(Records excerpted from a collection)
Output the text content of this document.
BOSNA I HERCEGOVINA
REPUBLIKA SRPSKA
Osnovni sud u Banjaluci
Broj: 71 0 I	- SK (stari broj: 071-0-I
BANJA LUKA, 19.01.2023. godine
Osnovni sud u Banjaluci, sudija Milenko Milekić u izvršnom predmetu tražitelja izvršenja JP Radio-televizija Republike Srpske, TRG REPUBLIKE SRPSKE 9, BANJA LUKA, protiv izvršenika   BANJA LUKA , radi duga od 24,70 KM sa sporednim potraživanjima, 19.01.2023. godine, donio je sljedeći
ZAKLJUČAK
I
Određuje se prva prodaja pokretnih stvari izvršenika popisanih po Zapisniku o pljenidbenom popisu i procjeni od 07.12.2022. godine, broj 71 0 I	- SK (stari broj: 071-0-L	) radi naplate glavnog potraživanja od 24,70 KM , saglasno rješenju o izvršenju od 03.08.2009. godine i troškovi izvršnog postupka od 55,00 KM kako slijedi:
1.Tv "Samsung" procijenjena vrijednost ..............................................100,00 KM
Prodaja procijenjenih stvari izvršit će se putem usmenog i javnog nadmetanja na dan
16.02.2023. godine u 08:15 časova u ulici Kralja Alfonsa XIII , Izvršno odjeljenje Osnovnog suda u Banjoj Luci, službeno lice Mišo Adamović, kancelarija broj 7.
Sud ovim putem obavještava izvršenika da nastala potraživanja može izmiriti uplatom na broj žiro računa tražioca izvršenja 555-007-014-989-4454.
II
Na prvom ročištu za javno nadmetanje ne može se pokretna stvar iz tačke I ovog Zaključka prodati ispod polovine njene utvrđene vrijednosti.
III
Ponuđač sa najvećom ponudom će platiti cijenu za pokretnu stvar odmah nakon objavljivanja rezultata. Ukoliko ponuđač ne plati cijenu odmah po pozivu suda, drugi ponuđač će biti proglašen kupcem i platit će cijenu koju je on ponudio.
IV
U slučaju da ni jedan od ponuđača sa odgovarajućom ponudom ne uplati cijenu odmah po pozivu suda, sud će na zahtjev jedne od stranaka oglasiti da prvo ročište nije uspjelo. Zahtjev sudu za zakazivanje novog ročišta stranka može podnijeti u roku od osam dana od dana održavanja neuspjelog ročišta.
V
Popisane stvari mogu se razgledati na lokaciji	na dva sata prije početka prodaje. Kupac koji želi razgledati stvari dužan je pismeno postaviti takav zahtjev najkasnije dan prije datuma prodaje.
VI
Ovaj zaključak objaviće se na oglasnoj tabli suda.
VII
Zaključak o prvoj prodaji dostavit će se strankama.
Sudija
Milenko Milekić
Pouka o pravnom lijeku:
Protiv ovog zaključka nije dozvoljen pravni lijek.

:: Given instruction ::
Exactly as shown above, return every record.

:: Solution for this problem ::
Output the text content of this document.
BOSNA I HERCEGOVINA
REPUBLIKA SRPSKA
Osnovni sud u Banjaluci
Broj: 71 0 I	- SK (stari broj: 071-0-I
BANJA LUKA, 19.01.2023. godine
Osnovni sud u Banjaluci, sudija Milenko Milekić u izvršnom predmetu tražitelja izvršenja JP Radio-televizija Republike Srpske, TRG REPUBLIKE SRPSKE 9, BANJA LUKA, protiv izvršenika   BANJA LUKA , radi duga od 24,70 KM sa sporednim potraživanjima, 19.01.2023. godine, donio je sljedeći
ZAKLJUČAK
I
Određuje se prva prodaja pokretnih stvari izvršenika popisanih po Zapisniku o pljenidbenom popisu i procjeni od 07.12.2022. godine, broj 71 0 I	- SK (stari broj: 071-0-L	) radi naplate glavnog potraživanja od 24,70 KM , saglasno rješenju o izvršenju od 03.08.2009. godine i troškovi izvršnog postupka od 55,00 KM kako slijedi:
1.Tv "Samsung" procijenjena vrijednost ..............................................100,00 KM
Prodaja procijenjenih stvari izvršit će se putem usmenog i javnog nadmetanja na dan
16.02.2023. godine u 08:15 časova u ulici Kralja Alfonsa XIII , Izvršno odjeljenje Osnovnog suda u Banjoj Luci, službeno lice Mišo Adamović, kancelarija broj 7.
Sud ovim putem obavještava izvršenika da nastala potraživanja može izmiriti uplatom na broj žiro računa tražioca izvršenja 555-007-014-989-4454.
II
Na prvom ročištu za javno nadmetanje ne može se pokretna stvar iz tačke I ovog Zaključka prodati ispod polovine njene utvrđene vrijednosti.
III
Ponuđač sa najvećom ponudom će platiti cijenu za pokretnu stvar odmah nakon objavljivanja rezultata. Ukoliko ponuđač ne plati cijenu odmah po pozivu suda, drugi ponuđač će biti proglašen kupcem i platit će cijenu koju je on ponudio.
IV
U slučaju da ni jedan od ponuđača sa odgovarajućom ponudom ne uplati cijenu odmah po pozivu suda, sud će na zahtjev jedne od stranaka oglasiti da prvo ročište nije uspjelo. Zahtjev sudu za zakazivanje novog ročišta stranka može podnijeti u roku od osam dana od dana održavanja neuspjelog ročišta.
V
Popisane stvari mogu se razgledati na lokaciji	na dva sata prije početka prodaje. Kupac koji želi razgledati stvari dužan je pismeno postaviti takav zahtjev najkasnije dan prije datuma prodaje.
VI
Ovaj zaključak objaviće se na oglasnoj tabli suda.
VII
Zaključak o prvoj prodaji dostavit će se strankama.
Sudija
Milenko Milekić
Pouka o pravnom lijeku:
Protiv ovog zaključka nije dozvoljen pravni lijek.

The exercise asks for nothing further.